▸ WRITTEN INSTRUCTION: Restate the material word for word and leave out anything that is a picture.

▸ TASK DATA:
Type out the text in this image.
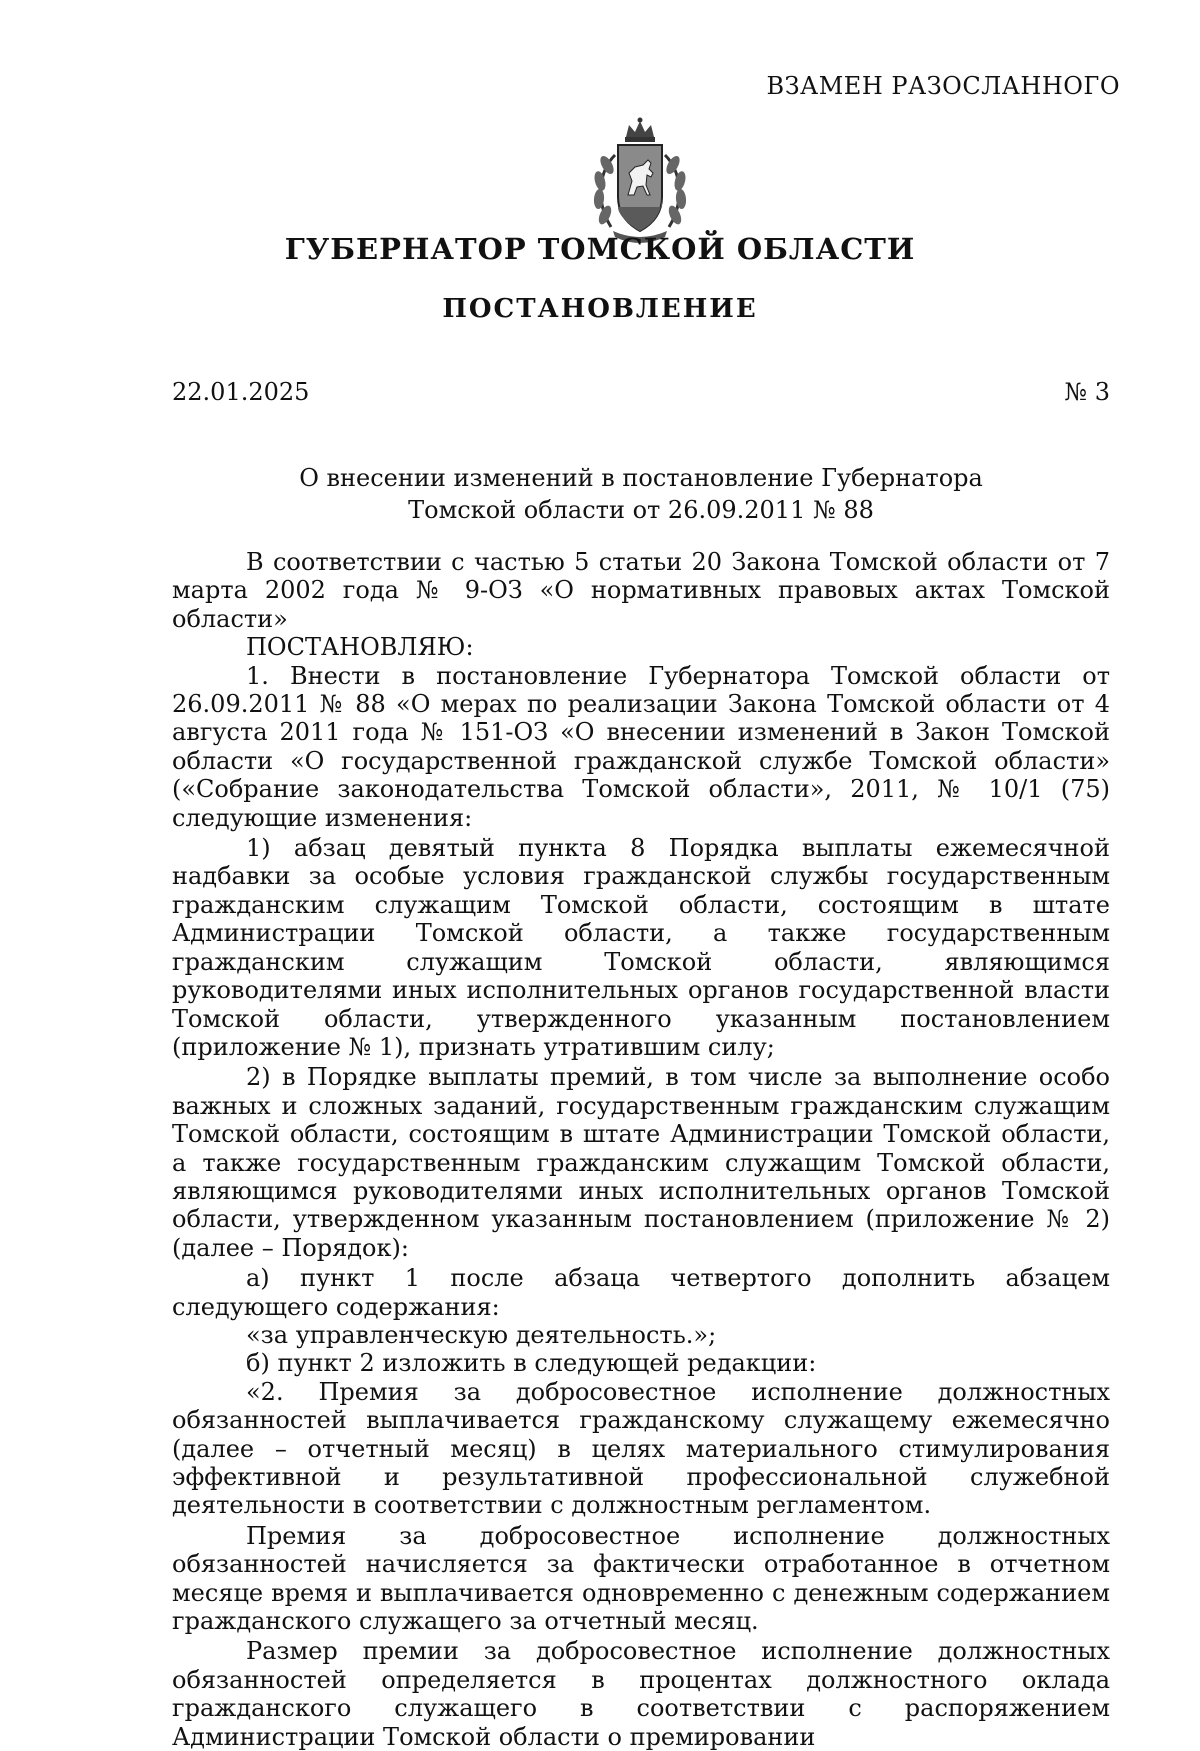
ВЗАМЕН РАЗОСЛАННОГО
ГУБЕРНАТОР ТОМСКОЙ ОБЛАСТИ
ПОСТАНОВЛЕНИЕ
22.01.2025	№ 3
О внесении изменений в постановление Губернатора
Томской области от 26.09.2011 № 88

В соответствии с частью 5 статьи 20 Закона Томской области от 7 марта 2002 года № 9-ОЗ «О нормативных правовых актах Томской области»

ПОСТАНОВЛЯЮ:

1. Внести в постановление Губернатора Томской области от 26.09.2011 № 88 «О мерах по реализации Закона Томской области от 4 августа 2011 года № 151-ОЗ «О внесении изменений в Закон Томской области «О государственной гражданской службе Томской области» («Собрание законодательства Томской области», 2011, № 10/1 (75) следующие изменения:

1) абзац девятый пункта 8 Порядка выплаты ежемесячной надбавки за особые условия гражданской службы государственным гражданским служащим Томской области, состоящим в штате Администрации Томской области, а также государственным гражданским служащим Томской области, являющимся руководителями иных исполнительных органов государственной власти Томской области, утвержденного указанным постановлением (приложение № 1), признать утратившим силу;

2) в Порядке выплаты премий, в том числе за выполнение особо важных и сложных заданий, государственным гражданским служащим Томской области, состоящим в штате Администрации Томской области, а также государственным гражданским служащим Томской области, являющимся руководителями иных исполнительных органов Томской области, утвержденном указанным постановлением (приложение № 2) (далее – Порядок):

а) пункт 1 после абзаца четвертого дополнить абзацем следующего содержания:

«за управленческую деятельность.»;

б) пункт 2 изложить в следующей редакции:

«2. Премия за добросовестное исполнение должностных обязанностей выплачивается гражданскому служащему ежемесячно (далее – отчетный месяц) в целях материального стимулирования эффективной и результативной профессиональной служебной деятельности в соответствии с должностным регламентом.

Премия за добросовестное исполнение должностных обязанностей начисляется за фактически отработанное в отчетном месяце время и выплачивается одновременно с денежным содержанием гражданского служащего за отчетный месяц.

Размер премии за добросовестное исполнение должностных обязанностей определяется в процентах должностного оклада гражданского служащего в соответствии с распоряжением Администрации Томской области о премировании
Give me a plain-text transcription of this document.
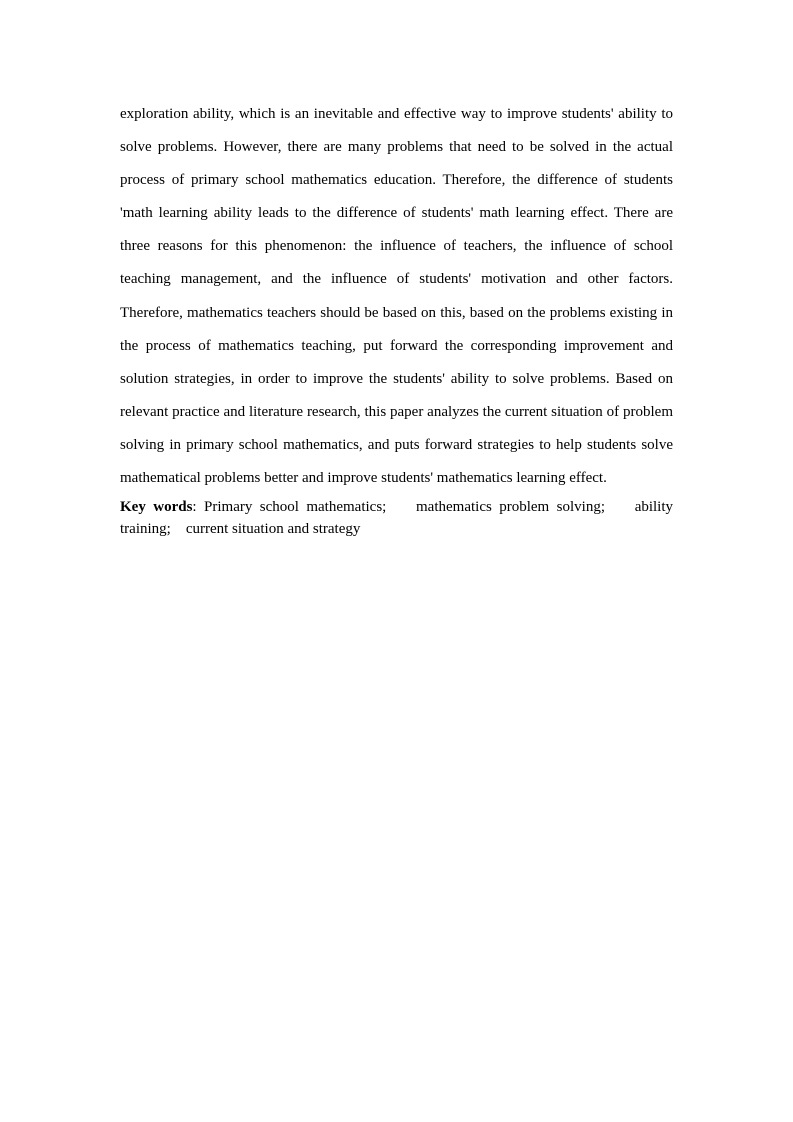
exploration ability, which is an inevitable and effective way to improve students' ability to solve problems. However, there are many problems that need to be solved in the actual process of primary school mathematics education. Therefore, the difference of students 'math learning ability leads to the difference of students' math learning effect. There are three reasons for this phenomenon: the influence of teachers, the influence of school teaching management, and the influence of students' motivation and other factors. Therefore, mathematics teachers should be based on this, based on the problems existing in the process of mathematics teaching, put forward the corresponding improvement and solution strategies, in order to improve the students' ability to solve problems. Based on relevant practice and literature research, this paper analyzes the current situation of problem solving in primary school mathematics, and puts forward strategies to help students solve mathematical problems better and improve students' mathematics learning effect.

Key words: Primary school mathematics; mathematics problem solving; ability training; current situation and strategy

▸ PROBLEM SOLUTION:
Type out the text in this image.
ВЗАМЕН РАЗОСЛАННОГО
ГУБЕРНАТОР ТОМСКОЙ ОБЛАСТИ
ПОСТАНОВЛЕНИЕ
22.01.2025	№ 3
О внесении изменений в постановление Губернатора
Томской области от 26.09.2011 № 88

В соответствии с частью 5 статьи 20 Закона Томской области от 7 марта 2002 года № 9-ОЗ «О нормативных правовых актах Томской области»

ПОСТАНОВЛЯЮ:

1. Внести в постановление Губернатора Томской области от 26.09.2011 № 88 «О мерах по реализации Закона Томской области от 4 августа 2011 года № 151-ОЗ «О внесении изменений в Закон Томской области «О государственной гражданской службе Томской области» («Собрание законодательства Томской области», 2011, № 10/1 (75) следующие изменения:

1) абзац девятый пункта 8 Порядка выплаты ежемесячной надбавки за особые условия гражданской службы государственным гражданским служащим Томской области, состоящим в штате Администрации Томской области, а также государственным гражданским служащим Томской области, являющимся руководителями иных исполнительных органов государственной власти Томской области, утвержденного указанным постановлением (приложение № 1), признать утратившим силу;

2) в Порядке выплаты премий, в том числе за выполнение особо важных и сложных заданий, государственным гражданским служащим Томской области, состоящим в штате Администрации Томской области, а также государственным гражданским служащим Томской области, являющимся руководителями иных исполнительных органов Томской области, утвержденном указанным постановлением (приложение № 2) (далее – Порядок):

а) пункт 1 после абзаца четвертого дополнить абзацем следующего содержания:

«за управленческую деятельность.»;

б) пункт 2 изложить в следующей редакции:

«2. Премия за добросовестное исполнение должностных обязанностей выплачивается гражданскому служащему ежемесячно (далее – отчетный месяц) в целях материального стимулирования эффективной и результативной профессиональной служебной деятельности в соответствии с должностным регламентом.

Премия за добросовестное исполнение должностных обязанностей начисляется за фактически отработанное в отчетном месяце время и выплачивается одновременно с денежным содержанием гражданского служащего за отчетный месяц.

Размер премии за добросовестное исполнение должностных обязанностей определяется в процентах должностного оклада гражданского служащего в соответствии с распоряжением Администрации Томской области о премировании
Give me a plain-text transcription of this document.
exploration ability, which is an inevitable and effective way to improve students' ability to solve problems. However, there are many problems that need to be solved in the actual process of primary school mathematics education. Therefore, the difference of students 'math learning ability leads to the difference of students' math learning effect. There are three reasons for this phenomenon: the influence of teachers, the influence of school teaching management, and the influence of students' motivation and other factors. Therefore, mathematics teachers should be based on this, based on the problems existing in the process of mathematics teaching, put forward the corresponding improvement and solution strategies, in order to improve the students' ability to solve problems. Based on relevant practice and literature research, this paper analyzes the current situation of problem solving in primary school mathematics, and puts forward strategies to help students solve mathematical problems better and improve students' mathematics learning effect.

Key words: Primary school mathematics; mathematics problem solving; ability training; current situation and strategy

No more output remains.